> **WHAT IS REQUIRED**: Write the listing out again, all of it, word for word.

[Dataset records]
►

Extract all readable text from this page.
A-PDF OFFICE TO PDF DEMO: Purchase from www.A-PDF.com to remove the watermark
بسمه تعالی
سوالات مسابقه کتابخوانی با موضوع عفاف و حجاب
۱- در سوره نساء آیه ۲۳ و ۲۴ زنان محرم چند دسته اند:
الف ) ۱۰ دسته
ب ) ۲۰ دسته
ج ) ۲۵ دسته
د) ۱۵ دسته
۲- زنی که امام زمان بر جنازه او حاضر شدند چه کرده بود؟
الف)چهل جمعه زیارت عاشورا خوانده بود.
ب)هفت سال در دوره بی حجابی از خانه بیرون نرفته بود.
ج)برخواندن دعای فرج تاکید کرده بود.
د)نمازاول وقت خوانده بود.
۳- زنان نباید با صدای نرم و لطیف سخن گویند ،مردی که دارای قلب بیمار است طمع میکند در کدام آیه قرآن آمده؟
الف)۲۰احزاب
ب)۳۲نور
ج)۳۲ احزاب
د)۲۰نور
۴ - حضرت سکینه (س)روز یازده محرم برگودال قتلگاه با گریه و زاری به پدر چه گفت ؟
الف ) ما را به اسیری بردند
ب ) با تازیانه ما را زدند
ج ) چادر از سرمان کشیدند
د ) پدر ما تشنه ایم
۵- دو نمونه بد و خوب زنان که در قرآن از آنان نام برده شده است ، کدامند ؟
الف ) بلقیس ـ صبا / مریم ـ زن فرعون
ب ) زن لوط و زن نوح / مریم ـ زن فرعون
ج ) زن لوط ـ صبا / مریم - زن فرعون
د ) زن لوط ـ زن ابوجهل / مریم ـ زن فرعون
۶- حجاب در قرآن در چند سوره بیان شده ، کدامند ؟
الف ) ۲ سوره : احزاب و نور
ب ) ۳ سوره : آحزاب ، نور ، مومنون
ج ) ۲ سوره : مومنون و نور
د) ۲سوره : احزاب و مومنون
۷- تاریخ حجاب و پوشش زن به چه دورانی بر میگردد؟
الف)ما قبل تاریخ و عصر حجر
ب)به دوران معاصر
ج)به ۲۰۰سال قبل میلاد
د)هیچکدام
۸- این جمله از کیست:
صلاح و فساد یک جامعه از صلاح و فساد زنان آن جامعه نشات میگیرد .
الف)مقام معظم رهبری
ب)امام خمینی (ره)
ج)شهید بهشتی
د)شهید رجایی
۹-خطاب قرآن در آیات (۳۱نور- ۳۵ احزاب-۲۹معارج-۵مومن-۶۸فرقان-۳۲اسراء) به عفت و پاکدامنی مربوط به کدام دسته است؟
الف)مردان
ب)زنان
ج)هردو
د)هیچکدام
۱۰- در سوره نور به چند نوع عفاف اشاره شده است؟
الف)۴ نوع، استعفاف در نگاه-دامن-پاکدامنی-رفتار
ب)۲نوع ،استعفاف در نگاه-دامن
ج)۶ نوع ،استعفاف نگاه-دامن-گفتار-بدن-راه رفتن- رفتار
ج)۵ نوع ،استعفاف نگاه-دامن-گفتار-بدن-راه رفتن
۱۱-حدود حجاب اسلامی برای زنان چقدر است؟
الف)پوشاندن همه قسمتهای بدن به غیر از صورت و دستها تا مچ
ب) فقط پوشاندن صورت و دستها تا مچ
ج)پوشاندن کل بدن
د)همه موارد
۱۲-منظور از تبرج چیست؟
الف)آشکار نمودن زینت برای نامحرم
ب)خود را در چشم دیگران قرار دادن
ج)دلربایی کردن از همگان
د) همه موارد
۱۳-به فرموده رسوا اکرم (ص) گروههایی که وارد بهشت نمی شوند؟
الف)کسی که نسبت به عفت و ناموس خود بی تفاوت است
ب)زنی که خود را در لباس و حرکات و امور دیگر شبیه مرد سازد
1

◄

> **WRITTEN ANSWER**:
Extract all readable text from this page.
A-PDF OFFICE TO PDF DEMO: Purchase from www.A-PDF.com to remove the watermark
بسمه تعالی
سوالات مسابقه کتابخوانی با موضوع عفاف و حجاب
۱- در سوره نساء آیه ۲۳ و ۲۴ زنان محرم چند دسته اند:
الف ) ۱۰ دسته
ب ) ۲۰ دسته
ج ) ۲۵ دسته
د) ۱۵ دسته
۲- زنی که امام زمان بر جنازه او حاضر شدند چه کرده بود؟
الف)چهل جمعه زیارت عاشورا خوانده بود.
ب)هفت سال در دوره بی حجابی از خانه بیرون نرفته بود.
ج)برخواندن دعای فرج تاکید کرده بود.
د)نمازاول وقت خوانده بود.
۳- زنان نباید با صدای نرم و لطیف سخن گویند ،مردی که دارای قلب بیمار است طمع میکند در کدام آیه قرآن آمده؟
الف)۲۰احزاب
ب)۳۲نور
ج)۳۲ احزاب
د)۲۰نور
۴ - حضرت سکینه (س)روز یازده محرم برگودال قتلگاه با گریه و زاری به پدر چه گفت ؟
الف ) ما را به اسیری بردند
ب ) با تازیانه ما را زدند
ج ) چادر از سرمان کشیدند
د ) پدر ما تشنه ایم
۵- دو نمونه بد و خوب زنان که در قرآن از آنان نام برده شده است ، کدامند ؟
الف ) بلقیس ـ صبا / مریم ـ زن فرعون
ب ) زن لوط و زن نوح / مریم ـ زن فرعون
ج ) زن لوط ـ صبا / مریم - زن فرعون
د ) زن لوط ـ زن ابوجهل / مریم ـ زن فرعون
۶- حجاب در قرآن در چند سوره بیان شده ، کدامند ؟
الف ) ۲ سوره : احزاب و نور
ب ) ۳ سوره : آحزاب ، نور ، مومنون
ج ) ۲ سوره : مومنون و نور
د) ۲سوره : احزاب و مومنون
۷- تاریخ حجاب و پوشش زن به چه دورانی بر میگردد؟
الف)ما قبل تاریخ و عصر حجر
ب)به دوران معاصر
ج)به ۲۰۰سال قبل میلاد
د)هیچکدام
۸- این جمله از کیست:
صلاح و فساد یک جامعه از صلاح و فساد زنان آن جامعه نشات میگیرد .
الف)مقام معظم رهبری
ب)امام خمینی (ره)
ج)شهید بهشتی
د)شهید رجایی
۹-خطاب قرآن در آیات (۳۱نور- ۳۵ احزاب-۲۹معارج-۵مومن-۶۸فرقان-۳۲اسراء) به عفت و پاکدامنی مربوط به کدام دسته است؟
الف)مردان
ب)زنان
ج)هردو
د)هیچکدام
۱۰- در سوره نور به چند نوع عفاف اشاره شده است؟
الف)۴ نوع، استعفاف در نگاه-دامن-پاکدامنی-رفتار
ب)۲نوع ،استعفاف در نگاه-دامن
ج)۶ نوع ،استعفاف نگاه-دامن-گفتار-بدن-راه رفتن- رفتار
ج)۵ نوع ،استعفاف نگاه-دامن-گفتار-بدن-راه رفتن
۱۱-حدود حجاب اسلامی برای زنان چقدر است؟
الف)پوشاندن همه قسمتهای بدن به غیر از صورت و دستها تا مچ
ب) فقط پوشاندن صورت و دستها تا مچ
ج)پوشاندن کل بدن
د)همه موارد
۱۲-منظور از تبرج چیست؟
الف)آشکار نمودن زینت برای نامحرم
ب)خود را در چشم دیگران قرار دادن
ج)دلربایی کردن از همگان
د) همه موارد
۱۳-به فرموده رسوا اکرم (ص) گروههایی که وارد بهشت نمی شوند؟
الف)کسی که نسبت به عفت و ناموس خود بی تفاوت است
ب)زنی که خود را در لباس و حرکات و امور دیگر شبیه مرد سازد
1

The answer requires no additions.